**The exercise:**
Render everything from the start of the material down to the line containing "y-tick-label: of bbox=[106, 413, 118, 427]" as a Markdown table with the columns Row and Line. Number each line, and leave out any blank lines.

**Provided records:**
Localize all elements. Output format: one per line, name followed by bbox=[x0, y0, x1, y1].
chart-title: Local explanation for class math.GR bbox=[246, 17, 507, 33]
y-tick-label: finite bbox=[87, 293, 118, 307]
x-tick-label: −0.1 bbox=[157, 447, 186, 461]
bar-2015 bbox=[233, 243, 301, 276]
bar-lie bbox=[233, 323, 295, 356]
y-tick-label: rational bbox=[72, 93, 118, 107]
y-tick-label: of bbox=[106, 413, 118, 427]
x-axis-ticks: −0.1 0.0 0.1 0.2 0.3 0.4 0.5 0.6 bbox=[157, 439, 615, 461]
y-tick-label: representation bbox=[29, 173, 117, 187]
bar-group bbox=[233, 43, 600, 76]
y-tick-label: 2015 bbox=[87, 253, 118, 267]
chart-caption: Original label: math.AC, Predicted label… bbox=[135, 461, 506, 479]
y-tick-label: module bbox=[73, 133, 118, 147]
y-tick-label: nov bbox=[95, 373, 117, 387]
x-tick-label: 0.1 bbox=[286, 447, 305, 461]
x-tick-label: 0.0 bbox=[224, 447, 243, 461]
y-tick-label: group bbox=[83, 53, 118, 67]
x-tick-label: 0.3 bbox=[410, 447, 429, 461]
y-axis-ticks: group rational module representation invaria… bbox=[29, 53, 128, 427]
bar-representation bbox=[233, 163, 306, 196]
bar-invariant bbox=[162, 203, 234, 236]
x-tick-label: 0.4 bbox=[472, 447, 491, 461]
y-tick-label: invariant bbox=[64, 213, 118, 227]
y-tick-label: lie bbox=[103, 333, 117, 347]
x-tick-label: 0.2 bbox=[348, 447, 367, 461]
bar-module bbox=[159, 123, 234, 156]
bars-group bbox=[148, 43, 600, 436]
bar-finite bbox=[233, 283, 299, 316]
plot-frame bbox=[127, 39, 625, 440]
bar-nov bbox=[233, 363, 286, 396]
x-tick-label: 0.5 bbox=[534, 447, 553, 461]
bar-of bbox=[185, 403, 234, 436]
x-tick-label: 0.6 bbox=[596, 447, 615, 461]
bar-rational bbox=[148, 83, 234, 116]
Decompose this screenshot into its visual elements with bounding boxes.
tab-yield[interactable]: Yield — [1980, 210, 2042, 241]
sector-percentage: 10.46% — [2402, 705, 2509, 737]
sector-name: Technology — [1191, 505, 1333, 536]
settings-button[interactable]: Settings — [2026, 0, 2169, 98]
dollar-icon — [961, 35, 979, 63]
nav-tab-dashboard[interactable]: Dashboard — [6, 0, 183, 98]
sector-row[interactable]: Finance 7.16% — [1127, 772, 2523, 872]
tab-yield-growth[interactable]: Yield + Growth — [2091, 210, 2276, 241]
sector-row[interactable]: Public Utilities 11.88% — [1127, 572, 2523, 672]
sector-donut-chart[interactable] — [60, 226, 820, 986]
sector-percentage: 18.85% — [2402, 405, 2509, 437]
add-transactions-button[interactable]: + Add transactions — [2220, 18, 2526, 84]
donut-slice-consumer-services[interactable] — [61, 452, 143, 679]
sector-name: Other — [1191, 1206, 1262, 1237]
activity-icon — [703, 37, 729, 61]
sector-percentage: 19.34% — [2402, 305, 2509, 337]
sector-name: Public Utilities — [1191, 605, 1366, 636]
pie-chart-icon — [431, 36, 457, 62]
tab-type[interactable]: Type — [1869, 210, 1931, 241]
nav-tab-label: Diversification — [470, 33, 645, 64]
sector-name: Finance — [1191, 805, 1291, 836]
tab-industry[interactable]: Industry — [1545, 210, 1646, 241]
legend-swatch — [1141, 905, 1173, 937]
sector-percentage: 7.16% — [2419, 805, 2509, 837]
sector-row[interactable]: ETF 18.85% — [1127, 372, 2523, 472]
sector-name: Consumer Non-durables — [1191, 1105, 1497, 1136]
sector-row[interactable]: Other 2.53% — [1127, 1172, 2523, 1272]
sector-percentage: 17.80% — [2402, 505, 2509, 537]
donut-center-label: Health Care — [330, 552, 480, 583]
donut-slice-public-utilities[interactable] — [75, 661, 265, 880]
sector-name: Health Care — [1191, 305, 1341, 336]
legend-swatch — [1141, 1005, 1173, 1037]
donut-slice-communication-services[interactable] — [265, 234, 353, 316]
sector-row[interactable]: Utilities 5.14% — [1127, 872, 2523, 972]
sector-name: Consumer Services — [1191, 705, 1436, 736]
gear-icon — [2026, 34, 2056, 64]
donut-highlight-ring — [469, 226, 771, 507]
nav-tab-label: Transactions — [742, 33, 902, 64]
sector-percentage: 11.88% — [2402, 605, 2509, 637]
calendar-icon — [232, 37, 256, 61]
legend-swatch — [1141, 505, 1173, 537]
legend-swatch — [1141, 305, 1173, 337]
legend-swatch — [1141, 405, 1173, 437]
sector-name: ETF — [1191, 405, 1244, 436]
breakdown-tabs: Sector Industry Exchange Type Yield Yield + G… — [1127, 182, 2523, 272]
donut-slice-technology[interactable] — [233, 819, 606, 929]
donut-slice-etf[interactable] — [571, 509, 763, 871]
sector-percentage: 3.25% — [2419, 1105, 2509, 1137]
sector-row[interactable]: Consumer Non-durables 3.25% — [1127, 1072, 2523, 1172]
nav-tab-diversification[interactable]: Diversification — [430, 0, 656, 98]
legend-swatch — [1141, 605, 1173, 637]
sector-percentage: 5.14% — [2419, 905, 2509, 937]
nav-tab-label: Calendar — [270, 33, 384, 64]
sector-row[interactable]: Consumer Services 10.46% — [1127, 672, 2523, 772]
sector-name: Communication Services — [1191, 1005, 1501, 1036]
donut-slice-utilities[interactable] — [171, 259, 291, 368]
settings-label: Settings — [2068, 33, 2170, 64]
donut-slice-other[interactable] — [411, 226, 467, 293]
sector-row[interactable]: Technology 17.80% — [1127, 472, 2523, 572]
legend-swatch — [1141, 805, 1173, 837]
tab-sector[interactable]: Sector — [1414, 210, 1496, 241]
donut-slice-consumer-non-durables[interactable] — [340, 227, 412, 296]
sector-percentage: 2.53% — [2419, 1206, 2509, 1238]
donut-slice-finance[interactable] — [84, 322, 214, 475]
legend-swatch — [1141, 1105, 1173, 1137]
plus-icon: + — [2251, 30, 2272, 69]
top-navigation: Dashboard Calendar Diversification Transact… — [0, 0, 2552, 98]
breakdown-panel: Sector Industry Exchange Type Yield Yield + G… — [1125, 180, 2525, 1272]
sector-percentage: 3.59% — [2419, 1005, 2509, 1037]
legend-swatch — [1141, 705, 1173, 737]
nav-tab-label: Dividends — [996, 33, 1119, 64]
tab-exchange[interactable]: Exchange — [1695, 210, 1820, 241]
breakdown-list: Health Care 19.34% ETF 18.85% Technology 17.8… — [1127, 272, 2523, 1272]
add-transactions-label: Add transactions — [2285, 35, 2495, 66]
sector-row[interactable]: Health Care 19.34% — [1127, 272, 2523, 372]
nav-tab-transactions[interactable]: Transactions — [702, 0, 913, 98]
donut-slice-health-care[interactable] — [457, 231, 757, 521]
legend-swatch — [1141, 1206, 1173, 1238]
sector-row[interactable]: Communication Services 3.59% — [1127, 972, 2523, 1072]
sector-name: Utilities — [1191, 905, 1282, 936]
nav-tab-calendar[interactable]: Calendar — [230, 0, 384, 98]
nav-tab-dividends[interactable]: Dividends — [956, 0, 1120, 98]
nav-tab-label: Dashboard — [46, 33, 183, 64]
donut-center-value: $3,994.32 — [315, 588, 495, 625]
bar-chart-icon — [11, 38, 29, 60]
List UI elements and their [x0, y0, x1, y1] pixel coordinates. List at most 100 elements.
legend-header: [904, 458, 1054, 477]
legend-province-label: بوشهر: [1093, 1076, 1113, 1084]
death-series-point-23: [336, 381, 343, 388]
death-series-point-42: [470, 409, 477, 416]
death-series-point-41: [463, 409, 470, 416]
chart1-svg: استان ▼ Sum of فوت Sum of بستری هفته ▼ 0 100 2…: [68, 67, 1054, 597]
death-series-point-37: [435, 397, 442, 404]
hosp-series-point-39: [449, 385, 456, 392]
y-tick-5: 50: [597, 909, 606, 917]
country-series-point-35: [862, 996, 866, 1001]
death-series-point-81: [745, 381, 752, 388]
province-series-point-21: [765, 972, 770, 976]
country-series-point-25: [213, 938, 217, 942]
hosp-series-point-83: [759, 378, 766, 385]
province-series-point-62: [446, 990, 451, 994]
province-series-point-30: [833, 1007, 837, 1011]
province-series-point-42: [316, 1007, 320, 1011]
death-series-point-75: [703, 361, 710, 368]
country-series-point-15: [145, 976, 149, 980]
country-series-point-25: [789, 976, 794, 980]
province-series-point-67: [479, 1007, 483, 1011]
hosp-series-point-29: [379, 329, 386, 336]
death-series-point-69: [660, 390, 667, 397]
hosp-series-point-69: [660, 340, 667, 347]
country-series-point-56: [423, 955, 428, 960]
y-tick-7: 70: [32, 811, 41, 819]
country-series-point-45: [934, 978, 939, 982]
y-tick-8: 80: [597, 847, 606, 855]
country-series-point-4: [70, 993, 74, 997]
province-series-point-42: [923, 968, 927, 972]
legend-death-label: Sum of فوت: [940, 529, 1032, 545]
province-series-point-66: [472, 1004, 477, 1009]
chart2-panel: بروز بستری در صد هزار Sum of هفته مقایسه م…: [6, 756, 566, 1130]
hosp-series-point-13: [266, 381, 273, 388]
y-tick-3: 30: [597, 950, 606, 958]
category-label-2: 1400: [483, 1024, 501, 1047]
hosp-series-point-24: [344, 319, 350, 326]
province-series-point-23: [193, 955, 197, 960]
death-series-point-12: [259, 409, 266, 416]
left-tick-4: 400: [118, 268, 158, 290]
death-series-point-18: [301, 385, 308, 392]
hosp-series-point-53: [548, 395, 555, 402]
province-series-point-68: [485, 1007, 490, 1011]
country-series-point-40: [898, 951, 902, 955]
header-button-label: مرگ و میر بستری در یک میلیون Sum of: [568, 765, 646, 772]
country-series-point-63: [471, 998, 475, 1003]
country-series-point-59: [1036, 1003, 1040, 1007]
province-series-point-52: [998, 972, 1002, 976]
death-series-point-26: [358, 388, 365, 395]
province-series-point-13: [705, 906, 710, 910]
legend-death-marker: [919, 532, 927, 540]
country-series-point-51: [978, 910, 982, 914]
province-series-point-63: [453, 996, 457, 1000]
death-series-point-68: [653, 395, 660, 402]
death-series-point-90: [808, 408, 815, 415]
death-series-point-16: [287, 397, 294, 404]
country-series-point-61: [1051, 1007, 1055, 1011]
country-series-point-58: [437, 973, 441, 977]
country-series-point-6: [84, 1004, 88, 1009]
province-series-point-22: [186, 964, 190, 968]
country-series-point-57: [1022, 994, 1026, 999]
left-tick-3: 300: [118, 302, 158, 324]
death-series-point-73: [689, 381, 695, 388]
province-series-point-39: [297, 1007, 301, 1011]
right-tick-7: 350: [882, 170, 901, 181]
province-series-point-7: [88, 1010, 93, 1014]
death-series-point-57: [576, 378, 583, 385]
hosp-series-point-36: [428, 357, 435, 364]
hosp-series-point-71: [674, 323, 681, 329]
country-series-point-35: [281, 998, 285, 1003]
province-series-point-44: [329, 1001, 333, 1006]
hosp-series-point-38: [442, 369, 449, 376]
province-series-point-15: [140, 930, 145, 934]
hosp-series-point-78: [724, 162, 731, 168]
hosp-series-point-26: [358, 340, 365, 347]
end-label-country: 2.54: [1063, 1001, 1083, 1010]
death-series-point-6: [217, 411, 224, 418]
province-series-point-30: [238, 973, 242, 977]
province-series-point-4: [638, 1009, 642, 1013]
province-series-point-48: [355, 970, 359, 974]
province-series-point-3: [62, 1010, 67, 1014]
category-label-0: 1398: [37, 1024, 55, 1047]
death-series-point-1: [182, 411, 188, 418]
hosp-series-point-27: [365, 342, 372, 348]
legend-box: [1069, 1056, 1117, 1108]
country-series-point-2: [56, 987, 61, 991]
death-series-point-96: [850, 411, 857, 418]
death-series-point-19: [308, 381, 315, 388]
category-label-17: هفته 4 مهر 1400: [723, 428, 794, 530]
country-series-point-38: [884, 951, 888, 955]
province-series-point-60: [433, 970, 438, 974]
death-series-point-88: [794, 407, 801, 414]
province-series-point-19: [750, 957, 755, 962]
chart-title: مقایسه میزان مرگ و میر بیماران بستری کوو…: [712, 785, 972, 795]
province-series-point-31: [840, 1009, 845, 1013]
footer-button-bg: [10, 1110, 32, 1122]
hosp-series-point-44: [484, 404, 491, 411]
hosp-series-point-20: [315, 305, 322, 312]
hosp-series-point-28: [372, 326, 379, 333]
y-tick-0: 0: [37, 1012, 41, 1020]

**Task solution:**
| Row | Line |
|---|---|
| 1 | Localize all elements. Output format: one per line, name followed by bbox=[x0, y0, x1, y1]. |
| 2 | chart-title: Local explanation for class math.GR bbox=[246, 17, 507, 33] |
| 3 | y-tick-label: finite bbox=[87, 293, 118, 307] |
| 4 | x-tick-label: −0.1 bbox=[157, 447, 186, 461] |
| 5 | bar-2015 bbox=[233, 243, 301, 276] |
| 6 | bar-lie bbox=[233, 323, 295, 356] |
| 7 | y-tick-label: rational bbox=[72, 93, 118, 107] |
| 8 | y-tick-label: of bbox=[106, 413, 118, 427] |